■ Data entries ■
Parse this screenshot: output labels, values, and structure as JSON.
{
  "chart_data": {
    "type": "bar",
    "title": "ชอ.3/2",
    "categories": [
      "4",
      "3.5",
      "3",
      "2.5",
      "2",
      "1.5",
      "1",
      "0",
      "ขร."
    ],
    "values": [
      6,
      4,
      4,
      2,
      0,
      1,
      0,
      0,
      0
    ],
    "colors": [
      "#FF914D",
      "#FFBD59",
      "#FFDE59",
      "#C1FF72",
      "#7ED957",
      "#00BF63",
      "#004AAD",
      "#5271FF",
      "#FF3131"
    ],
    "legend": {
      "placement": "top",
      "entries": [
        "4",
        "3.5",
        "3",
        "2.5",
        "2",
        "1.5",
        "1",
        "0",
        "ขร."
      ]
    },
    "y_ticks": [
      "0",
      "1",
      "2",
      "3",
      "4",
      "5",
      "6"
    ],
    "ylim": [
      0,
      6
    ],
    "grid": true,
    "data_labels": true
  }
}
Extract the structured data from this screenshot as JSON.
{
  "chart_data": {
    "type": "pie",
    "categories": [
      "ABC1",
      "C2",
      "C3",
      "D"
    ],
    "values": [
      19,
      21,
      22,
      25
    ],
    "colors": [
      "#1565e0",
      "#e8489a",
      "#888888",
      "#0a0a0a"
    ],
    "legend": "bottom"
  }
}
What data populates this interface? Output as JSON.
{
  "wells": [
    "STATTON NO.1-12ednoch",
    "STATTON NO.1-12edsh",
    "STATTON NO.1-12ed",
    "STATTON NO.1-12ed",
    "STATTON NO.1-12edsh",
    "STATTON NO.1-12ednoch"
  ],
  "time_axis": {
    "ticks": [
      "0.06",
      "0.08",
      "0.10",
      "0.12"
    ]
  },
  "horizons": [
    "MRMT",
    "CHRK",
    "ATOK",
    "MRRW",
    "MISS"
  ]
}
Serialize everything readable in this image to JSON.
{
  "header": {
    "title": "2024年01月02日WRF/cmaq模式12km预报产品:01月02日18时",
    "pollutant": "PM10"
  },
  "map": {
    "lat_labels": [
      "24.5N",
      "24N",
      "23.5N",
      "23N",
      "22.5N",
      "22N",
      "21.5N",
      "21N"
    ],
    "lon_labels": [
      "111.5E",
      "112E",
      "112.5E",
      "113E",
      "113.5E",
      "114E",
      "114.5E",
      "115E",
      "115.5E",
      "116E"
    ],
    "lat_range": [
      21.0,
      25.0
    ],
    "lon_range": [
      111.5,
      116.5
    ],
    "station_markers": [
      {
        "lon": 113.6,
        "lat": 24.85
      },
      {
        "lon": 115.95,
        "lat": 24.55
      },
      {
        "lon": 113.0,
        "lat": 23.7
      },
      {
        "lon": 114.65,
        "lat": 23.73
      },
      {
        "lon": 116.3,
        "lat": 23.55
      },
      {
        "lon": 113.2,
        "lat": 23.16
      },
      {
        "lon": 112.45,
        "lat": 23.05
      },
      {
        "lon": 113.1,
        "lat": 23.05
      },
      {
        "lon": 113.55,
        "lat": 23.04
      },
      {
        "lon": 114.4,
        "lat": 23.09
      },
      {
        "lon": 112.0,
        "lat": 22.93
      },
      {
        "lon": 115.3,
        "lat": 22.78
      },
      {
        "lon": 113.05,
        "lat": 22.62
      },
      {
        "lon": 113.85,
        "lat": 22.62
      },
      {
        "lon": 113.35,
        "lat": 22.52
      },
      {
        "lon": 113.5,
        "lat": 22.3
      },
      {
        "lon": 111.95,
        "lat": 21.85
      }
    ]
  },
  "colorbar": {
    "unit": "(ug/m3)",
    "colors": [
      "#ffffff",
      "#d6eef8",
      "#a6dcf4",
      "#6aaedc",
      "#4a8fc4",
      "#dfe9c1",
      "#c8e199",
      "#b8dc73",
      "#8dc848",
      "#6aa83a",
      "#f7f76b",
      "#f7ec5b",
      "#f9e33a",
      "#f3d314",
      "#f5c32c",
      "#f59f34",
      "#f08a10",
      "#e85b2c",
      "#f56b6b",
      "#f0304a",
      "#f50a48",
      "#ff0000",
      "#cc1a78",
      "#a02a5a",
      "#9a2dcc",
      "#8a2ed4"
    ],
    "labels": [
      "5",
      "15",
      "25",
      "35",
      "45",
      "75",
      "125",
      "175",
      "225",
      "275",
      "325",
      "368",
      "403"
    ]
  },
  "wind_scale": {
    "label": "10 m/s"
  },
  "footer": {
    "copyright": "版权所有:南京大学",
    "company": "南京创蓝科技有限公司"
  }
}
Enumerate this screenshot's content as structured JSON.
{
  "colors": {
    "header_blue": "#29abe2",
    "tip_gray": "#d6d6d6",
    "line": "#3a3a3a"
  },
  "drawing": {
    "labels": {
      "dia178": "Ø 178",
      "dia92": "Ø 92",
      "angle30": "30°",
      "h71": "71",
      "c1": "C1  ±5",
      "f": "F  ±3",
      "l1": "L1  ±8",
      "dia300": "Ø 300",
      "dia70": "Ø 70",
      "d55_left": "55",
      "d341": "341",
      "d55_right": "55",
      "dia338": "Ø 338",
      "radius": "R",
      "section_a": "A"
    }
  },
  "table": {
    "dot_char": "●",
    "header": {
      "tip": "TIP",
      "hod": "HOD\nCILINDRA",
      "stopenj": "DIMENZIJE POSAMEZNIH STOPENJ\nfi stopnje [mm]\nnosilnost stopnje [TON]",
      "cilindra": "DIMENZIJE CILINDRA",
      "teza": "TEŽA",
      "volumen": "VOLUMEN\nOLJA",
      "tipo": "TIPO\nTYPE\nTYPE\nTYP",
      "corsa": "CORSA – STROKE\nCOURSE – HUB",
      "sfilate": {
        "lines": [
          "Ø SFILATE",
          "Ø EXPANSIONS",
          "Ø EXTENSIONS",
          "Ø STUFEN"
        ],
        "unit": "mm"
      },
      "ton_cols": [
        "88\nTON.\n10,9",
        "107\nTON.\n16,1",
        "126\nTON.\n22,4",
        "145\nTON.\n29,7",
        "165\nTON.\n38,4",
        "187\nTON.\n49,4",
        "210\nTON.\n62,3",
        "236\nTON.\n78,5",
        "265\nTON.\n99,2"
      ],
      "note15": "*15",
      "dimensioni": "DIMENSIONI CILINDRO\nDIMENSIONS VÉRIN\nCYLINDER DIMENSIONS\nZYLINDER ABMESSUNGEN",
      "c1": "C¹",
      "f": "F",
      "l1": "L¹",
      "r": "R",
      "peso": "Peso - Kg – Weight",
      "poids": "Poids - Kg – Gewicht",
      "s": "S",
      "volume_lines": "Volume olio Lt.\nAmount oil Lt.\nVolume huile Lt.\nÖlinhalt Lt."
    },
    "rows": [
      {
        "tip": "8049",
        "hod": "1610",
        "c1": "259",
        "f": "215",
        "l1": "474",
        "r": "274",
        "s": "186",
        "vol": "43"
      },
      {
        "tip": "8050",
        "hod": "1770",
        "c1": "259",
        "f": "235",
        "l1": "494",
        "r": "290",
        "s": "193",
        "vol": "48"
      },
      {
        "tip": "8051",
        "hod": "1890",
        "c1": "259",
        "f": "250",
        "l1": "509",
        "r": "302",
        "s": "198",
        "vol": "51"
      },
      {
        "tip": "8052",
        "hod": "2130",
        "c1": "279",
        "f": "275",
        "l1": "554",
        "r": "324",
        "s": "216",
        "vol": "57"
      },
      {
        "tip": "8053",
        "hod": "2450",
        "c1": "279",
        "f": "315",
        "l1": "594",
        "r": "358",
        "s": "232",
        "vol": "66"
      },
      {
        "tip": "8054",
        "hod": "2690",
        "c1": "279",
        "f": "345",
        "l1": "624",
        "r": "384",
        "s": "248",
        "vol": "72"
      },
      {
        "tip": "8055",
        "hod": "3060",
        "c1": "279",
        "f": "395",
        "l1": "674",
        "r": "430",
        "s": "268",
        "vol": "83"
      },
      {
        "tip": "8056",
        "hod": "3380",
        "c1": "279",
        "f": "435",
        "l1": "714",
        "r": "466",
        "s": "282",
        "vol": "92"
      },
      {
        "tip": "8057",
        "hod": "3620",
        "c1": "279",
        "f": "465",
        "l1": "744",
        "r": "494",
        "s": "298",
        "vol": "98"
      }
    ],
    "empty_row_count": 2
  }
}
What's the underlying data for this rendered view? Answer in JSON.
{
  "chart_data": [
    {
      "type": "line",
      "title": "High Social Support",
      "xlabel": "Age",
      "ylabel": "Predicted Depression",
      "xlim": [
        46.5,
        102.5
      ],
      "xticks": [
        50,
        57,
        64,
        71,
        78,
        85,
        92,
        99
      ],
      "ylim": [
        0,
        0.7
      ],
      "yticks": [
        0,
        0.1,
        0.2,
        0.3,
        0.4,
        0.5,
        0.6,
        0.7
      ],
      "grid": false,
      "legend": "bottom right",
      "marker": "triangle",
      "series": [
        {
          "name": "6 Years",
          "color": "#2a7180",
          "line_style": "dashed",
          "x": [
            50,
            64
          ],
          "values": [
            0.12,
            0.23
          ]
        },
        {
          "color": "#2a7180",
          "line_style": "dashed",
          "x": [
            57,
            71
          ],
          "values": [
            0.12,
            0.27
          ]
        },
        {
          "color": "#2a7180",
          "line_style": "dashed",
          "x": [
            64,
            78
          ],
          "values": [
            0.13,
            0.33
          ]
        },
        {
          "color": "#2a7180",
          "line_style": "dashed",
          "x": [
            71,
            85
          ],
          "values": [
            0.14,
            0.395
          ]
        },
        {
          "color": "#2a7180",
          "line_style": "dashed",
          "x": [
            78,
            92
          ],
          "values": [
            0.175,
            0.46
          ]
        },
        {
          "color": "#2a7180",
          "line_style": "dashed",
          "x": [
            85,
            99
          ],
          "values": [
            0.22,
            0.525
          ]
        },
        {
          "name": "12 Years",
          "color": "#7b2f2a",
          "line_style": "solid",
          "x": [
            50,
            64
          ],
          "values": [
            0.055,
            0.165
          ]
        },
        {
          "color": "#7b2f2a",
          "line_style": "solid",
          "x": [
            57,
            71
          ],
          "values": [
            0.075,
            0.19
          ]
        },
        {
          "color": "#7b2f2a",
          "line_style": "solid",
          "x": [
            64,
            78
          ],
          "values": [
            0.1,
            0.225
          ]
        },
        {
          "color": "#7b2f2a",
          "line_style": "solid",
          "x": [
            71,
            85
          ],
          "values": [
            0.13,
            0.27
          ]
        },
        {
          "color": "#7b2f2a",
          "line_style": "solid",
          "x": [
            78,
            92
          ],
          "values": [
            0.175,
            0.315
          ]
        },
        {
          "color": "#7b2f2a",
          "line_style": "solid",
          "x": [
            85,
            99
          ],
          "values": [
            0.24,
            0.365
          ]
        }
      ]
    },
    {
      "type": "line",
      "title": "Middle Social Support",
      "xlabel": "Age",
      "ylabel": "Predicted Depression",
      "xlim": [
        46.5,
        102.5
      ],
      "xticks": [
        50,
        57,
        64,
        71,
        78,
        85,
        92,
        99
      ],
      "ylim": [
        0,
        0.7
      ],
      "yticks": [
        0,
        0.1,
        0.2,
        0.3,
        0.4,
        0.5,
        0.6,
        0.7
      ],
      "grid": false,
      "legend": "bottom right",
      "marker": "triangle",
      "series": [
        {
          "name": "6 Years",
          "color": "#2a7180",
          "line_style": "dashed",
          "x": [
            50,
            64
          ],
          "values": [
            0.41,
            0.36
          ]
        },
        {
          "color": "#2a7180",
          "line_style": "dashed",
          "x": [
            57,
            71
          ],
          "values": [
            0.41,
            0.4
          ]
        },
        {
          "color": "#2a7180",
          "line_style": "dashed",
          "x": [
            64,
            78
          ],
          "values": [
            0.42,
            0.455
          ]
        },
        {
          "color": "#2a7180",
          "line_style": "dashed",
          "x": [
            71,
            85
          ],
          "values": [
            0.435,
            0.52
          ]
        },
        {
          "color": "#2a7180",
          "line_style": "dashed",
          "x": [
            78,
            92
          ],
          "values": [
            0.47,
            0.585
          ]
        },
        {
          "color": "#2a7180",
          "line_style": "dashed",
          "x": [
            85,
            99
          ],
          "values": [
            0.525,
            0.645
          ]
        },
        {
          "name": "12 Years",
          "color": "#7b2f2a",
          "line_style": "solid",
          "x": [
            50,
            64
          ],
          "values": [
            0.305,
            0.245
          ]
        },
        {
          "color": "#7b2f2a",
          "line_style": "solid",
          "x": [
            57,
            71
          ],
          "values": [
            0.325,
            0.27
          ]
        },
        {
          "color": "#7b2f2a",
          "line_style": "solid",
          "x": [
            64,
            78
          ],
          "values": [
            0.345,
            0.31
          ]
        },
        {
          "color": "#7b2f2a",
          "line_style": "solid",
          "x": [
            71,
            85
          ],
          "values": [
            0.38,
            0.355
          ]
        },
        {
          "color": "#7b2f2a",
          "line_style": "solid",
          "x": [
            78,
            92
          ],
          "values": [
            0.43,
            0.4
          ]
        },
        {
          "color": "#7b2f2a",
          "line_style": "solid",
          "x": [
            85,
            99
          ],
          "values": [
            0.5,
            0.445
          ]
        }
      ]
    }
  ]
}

■ Aim of the exercise ■
From the data above, copy out every line with the string "this" in it.

■ In response ■
Parse this screenshot: output labels, values, and structure as JSON.
Extract the structured data from this screenshot as JSON.
What data populates this interface? Output as JSON.
Serialize everything readable in this image to JSON.
Enumerate this screenshot's content as structured JSON.
What's the underlying data for this rendered view? Answer in JSON.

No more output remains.